■ **Work required**: Write out the material exactly. Do not include the pictures.

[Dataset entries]
- - - - - - -

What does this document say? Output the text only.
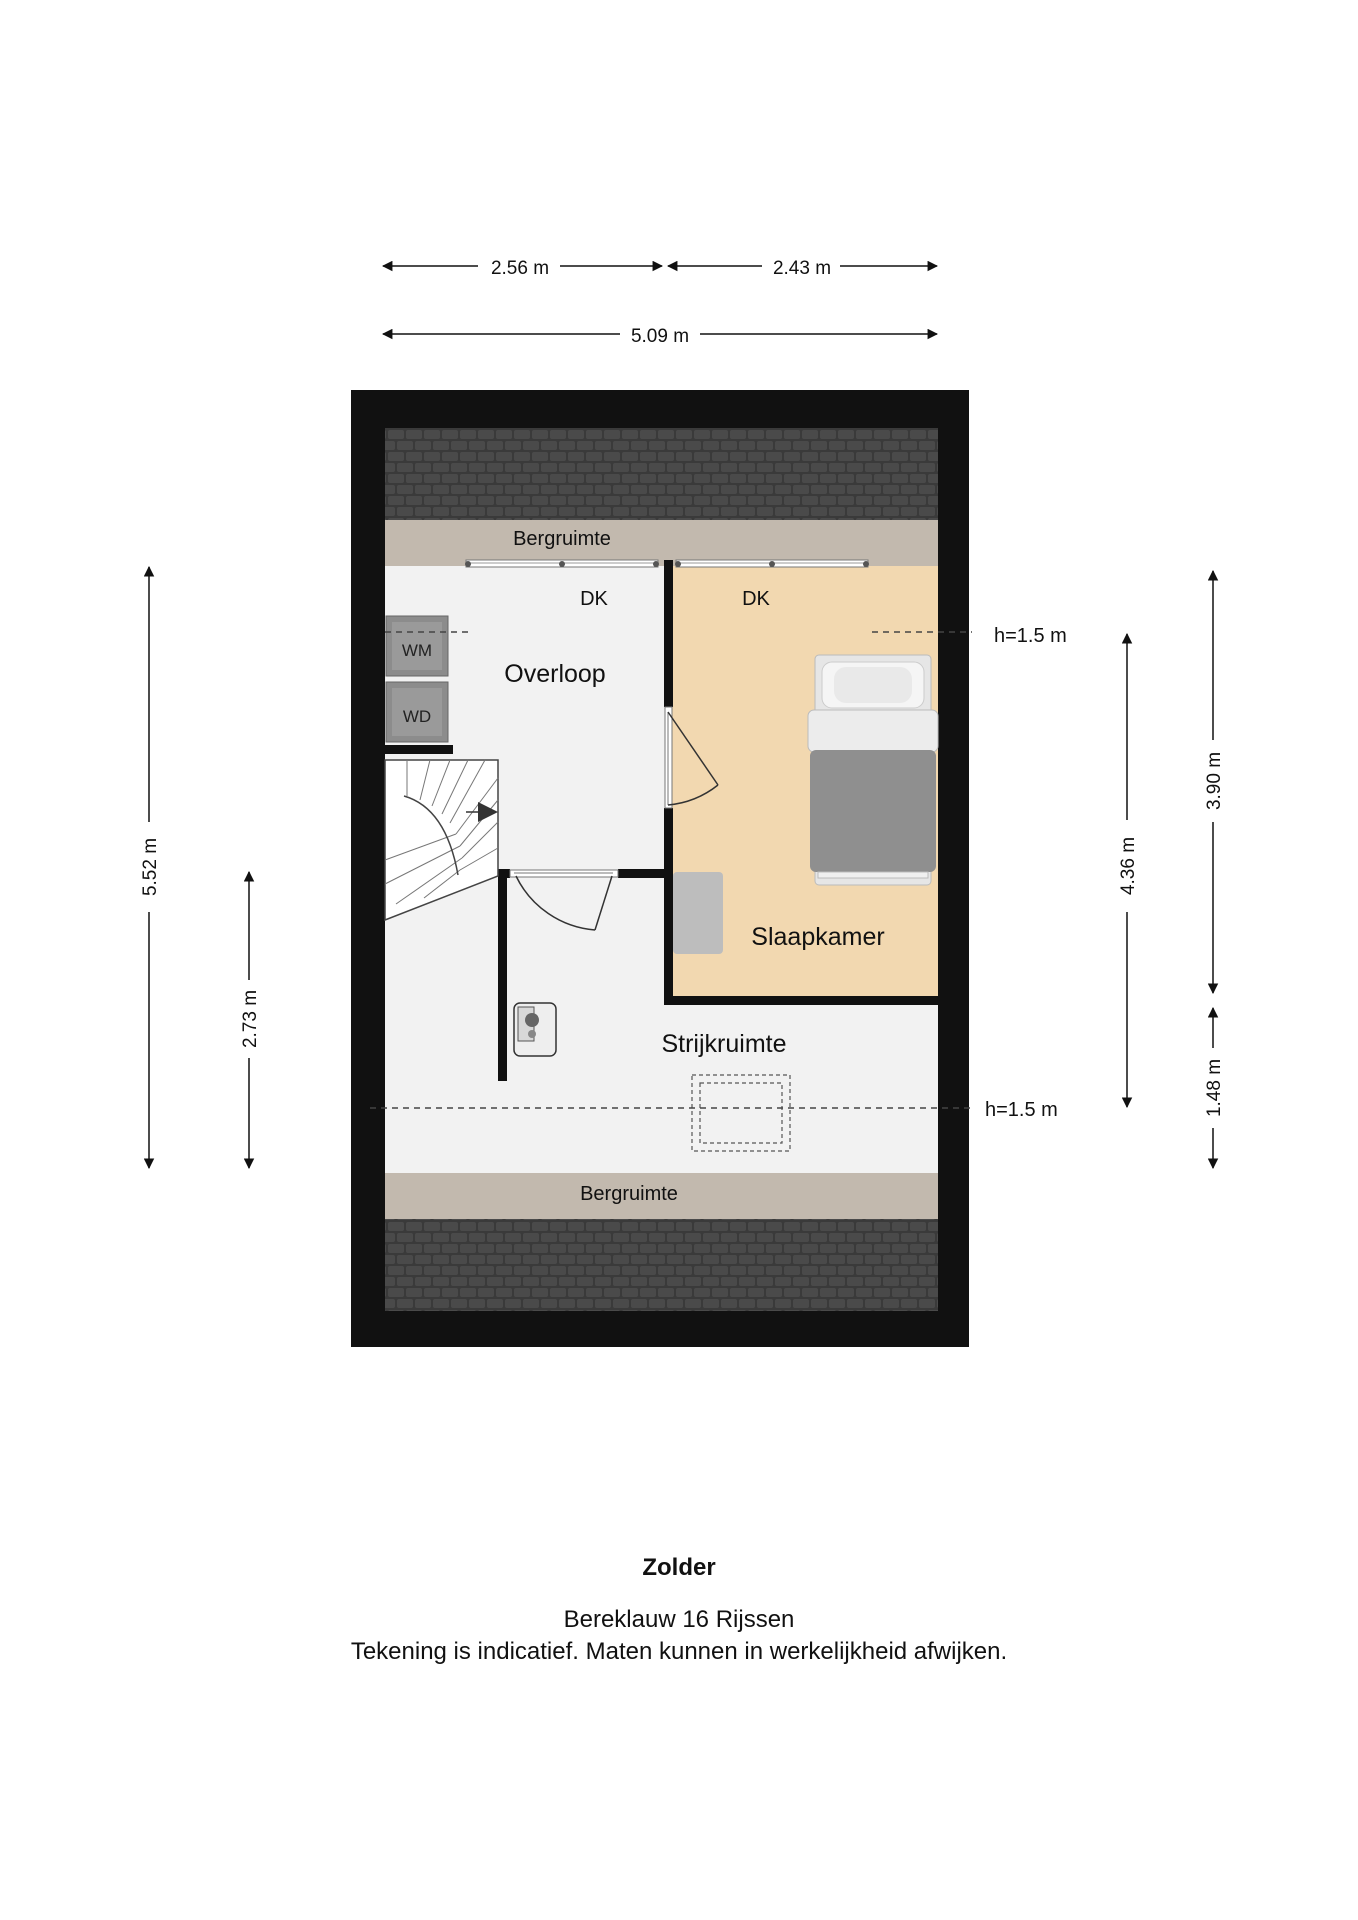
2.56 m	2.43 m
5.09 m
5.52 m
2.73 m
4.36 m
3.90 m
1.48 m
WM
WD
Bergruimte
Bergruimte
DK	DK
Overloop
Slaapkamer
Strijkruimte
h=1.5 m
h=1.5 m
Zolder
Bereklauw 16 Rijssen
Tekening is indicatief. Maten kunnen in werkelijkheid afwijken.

- - - - - - -

■ **Response for this exercise**:
What does this document say? Output the text only.
2.56 m	2.43 m
5.09 m
5.52 m
2.73 m
4.36 m
3.90 m
1.48 m
WM
WD
Bergruimte
Bergruimte
DK	DK
Overloop
Slaapkamer
Strijkruimte
h=1.5 m
h=1.5 m
Zolder
Bereklauw 16 Rijssen
Tekening is indicatief. Maten kunnen in werkelijkheid afwijken.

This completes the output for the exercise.